▸ Dataset items
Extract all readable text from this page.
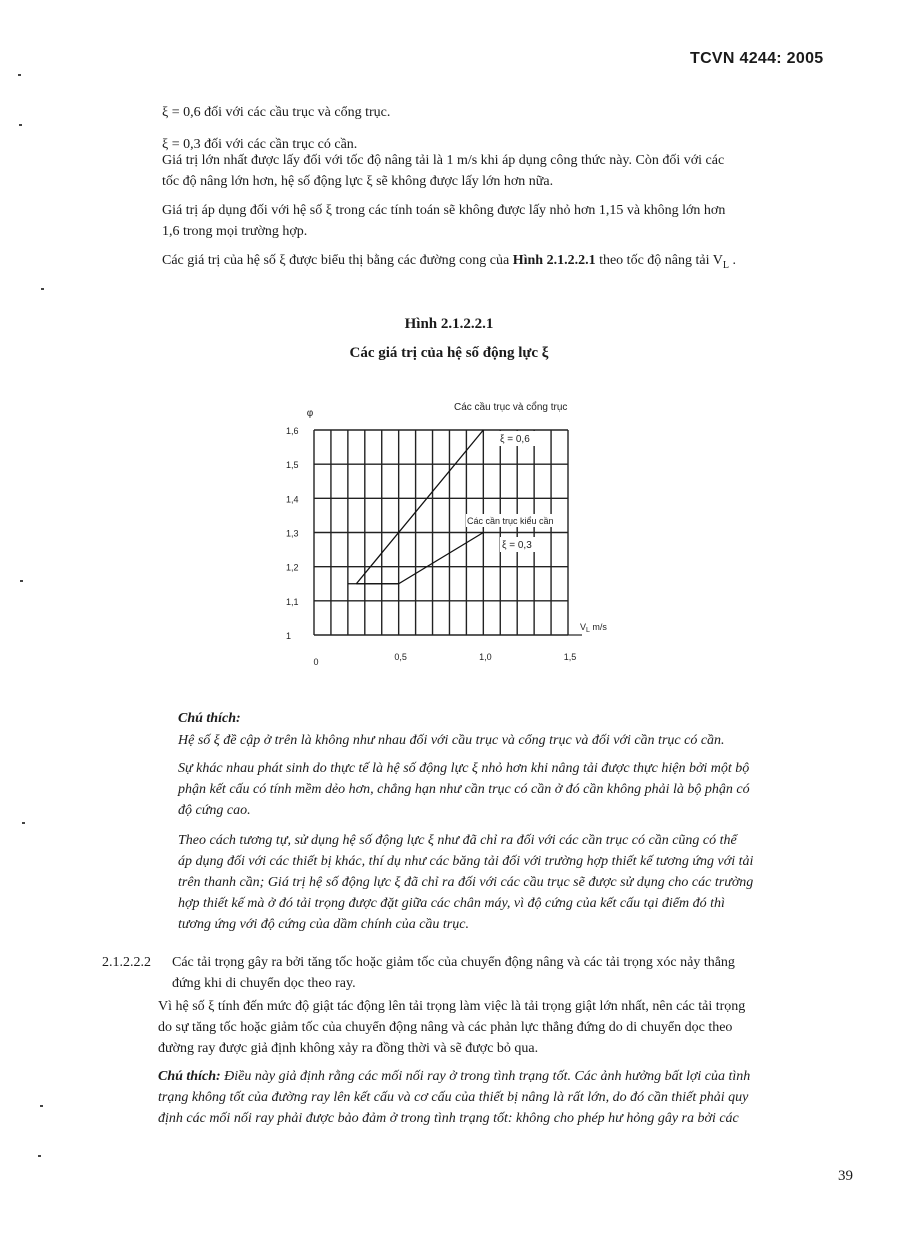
TCVN 4244: 2005
ξ = 0,6 đối với các cầu trục và cổng trục.
ξ = 0,3 đối với các cần trục có cần.
Giá trị lớn nhất được lấy đối với tốc độ nâng tải là 1 m/s khi áp dụng công thức này. Còn đối với các
tốc độ nâng lớn hơn, hệ số động lực ξ sẽ không được lấy lớn hơn nữa.
Giá trị áp dụng đối với hệ số ξ trong các tính toán sẽ không được lấy nhỏ hơn 1,15 và không lớn hơn
1,6 trong mọi trường hợp.
Các giá trị của hệ số ξ được biểu thị bằng các đường cong của Hình 2.1.2.2.1 theo tốc độ nâng tải $V_L$ .
Hình 2.1.2.2.1
Các giá trị của hệ số động lực ξ
1
1,1
1,2
1,3
1,4
1,5
1,6
0	0,5	1,0	1,5
φ
$V_L$ m/s
Các cầu trục và cổng trục
ξ = 0,6
Các cần trục kiểu cần
ξ = 0,3
Chú thích:
Hệ số ξ đề cập ở trên là không như nhau đối với cầu trục và cổng trục và đối với cần trục có cần.
Sự khác nhau phát sinh do thực tế là hệ số động lực ξ nhỏ hơn khi nâng tải được thực hiện bởi một bộ
phận kết cấu có tính mềm dẻo hơn, chẳng hạn như cần trục có cần ở đó cần không phải là bộ phận có
độ cứng cao.
Theo cách tương tự, sử dụng hệ số động lực ξ như đã chỉ ra đối với các cần trục có cần cũng có thể
áp dụng đối với các thiết bị khác, thí dụ như các băng tải đối với trường hợp thiết kế tương ứng với tải
trên thanh cần; Giá trị hệ số động lực ξ đã chỉ ra đối với các cầu trục sẽ được sử dụng cho các trường
hợp thiết kế mà ở đó tải trọng được đặt giữa các chân máy, vì độ cứng của kết cấu tại điểm đó thì
tương ứng với độ cứng của dầm chính của cầu trục.
2.1.2.2.2 Các tải trọng gây ra bởi tăng tốc hoặc giảm tốc của chuyển động nâng và các tải trọng xóc nảy thẳng
đứng khi di chuyển dọc theo ray.
Vì hệ số ξ tính đến mức độ giật tác động lên tải trọng làm việc là tải trọng giật lớn nhất, nên các tải trọng
do sự tăng tốc hoặc giảm tốc của chuyển động nâng và các phản lực thẳng đứng do di chuyển dọc theo
đường ray được giả định không xảy ra đồng thời và sẽ được bỏ qua.
Chú thích: Điều này giả định rằng các mối nối ray ở trong tình trạng tốt. Các ảnh hưởng bất lợi của tình
trạng không tốt của đường ray lên kết cấu và cơ cấu của thiết bị nâng là rất lớn, do đó cần thiết phải quy
định các mối nối ray phải được bảo đảm ở trong tình trạng tốt: không cho phép hư hỏng gây ra bởi các
39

▸ THE REQUEST
Without the pictures, print the whole listing exactly as given.

▸ SOLUTION FOR THIS EXERCISE
Extract all readable text from this page.
TCVN 4244: 2005
ξ = 0,6 đối với các cầu trục và cổng trục.
ξ = 0,3 đối với các cần trục có cần.
Giá trị lớn nhất được lấy đối với tốc độ nâng tải là 1 m/s khi áp dụng công thức này. Còn đối với các
tốc độ nâng lớn hơn, hệ số động lực ξ sẽ không được lấy lớn hơn nữa.
Giá trị áp dụng đối với hệ số ξ trong các tính toán sẽ không được lấy nhỏ hơn 1,15 và không lớn hơn
1,6 trong mọi trường hợp.
Các giá trị của hệ số ξ được biểu thị bằng các đường cong của Hình 2.1.2.2.1 theo tốc độ nâng tải $V_L$ .
Hình 2.1.2.2.1
Các giá trị của hệ số động lực ξ
1
1,1
1,2
1,3
1,4
1,5
1,6
0	0,5	1,0	1,5
φ
$V_L$ m/s
Các cầu trục và cổng trục
ξ = 0,6
Các cần trục kiểu cần
ξ = 0,3
Chú thích:
Hệ số ξ đề cập ở trên là không như nhau đối với cầu trục và cổng trục và đối với cần trục có cần.
Sự khác nhau phát sinh do thực tế là hệ số động lực ξ nhỏ hơn khi nâng tải được thực hiện bởi một bộ
phận kết cấu có tính mềm dẻo hơn, chẳng hạn như cần trục có cần ở đó cần không phải là bộ phận có
độ cứng cao.
Theo cách tương tự, sử dụng hệ số động lực ξ như đã chỉ ra đối với các cần trục có cần cũng có thể
áp dụng đối với các thiết bị khác, thí dụ như các băng tải đối với trường hợp thiết kế tương ứng với tải
trên thanh cần; Giá trị hệ số động lực ξ đã chỉ ra đối với các cầu trục sẽ được sử dụng cho các trường
hợp thiết kế mà ở đó tải trọng được đặt giữa các chân máy, vì độ cứng của kết cấu tại điểm đó thì
tương ứng với độ cứng của dầm chính của cầu trục.
2.1.2.2.2 Các tải trọng gây ra bởi tăng tốc hoặc giảm tốc của chuyển động nâng và các tải trọng xóc nảy thẳng
đứng khi di chuyển dọc theo ray.
Vì hệ số ξ tính đến mức độ giật tác động lên tải trọng làm việc là tải trọng giật lớn nhất, nên các tải trọng
do sự tăng tốc hoặc giảm tốc của chuyển động nâng và các phản lực thẳng đứng do di chuyển dọc theo
đường ray được giả định không xảy ra đồng thời và sẽ được bỏ qua.
Chú thích: Điều này giả định rằng các mối nối ray ở trong tình trạng tốt. Các ảnh hưởng bất lợi của tình
trạng không tốt của đường ray lên kết cấu và cơ cấu của thiết bị nâng là rất lớn, do đó cần thiết phải quy
định các mối nối ray phải được bảo đảm ở trong tình trạng tốt: không cho phép hư hỏng gây ra bởi các
39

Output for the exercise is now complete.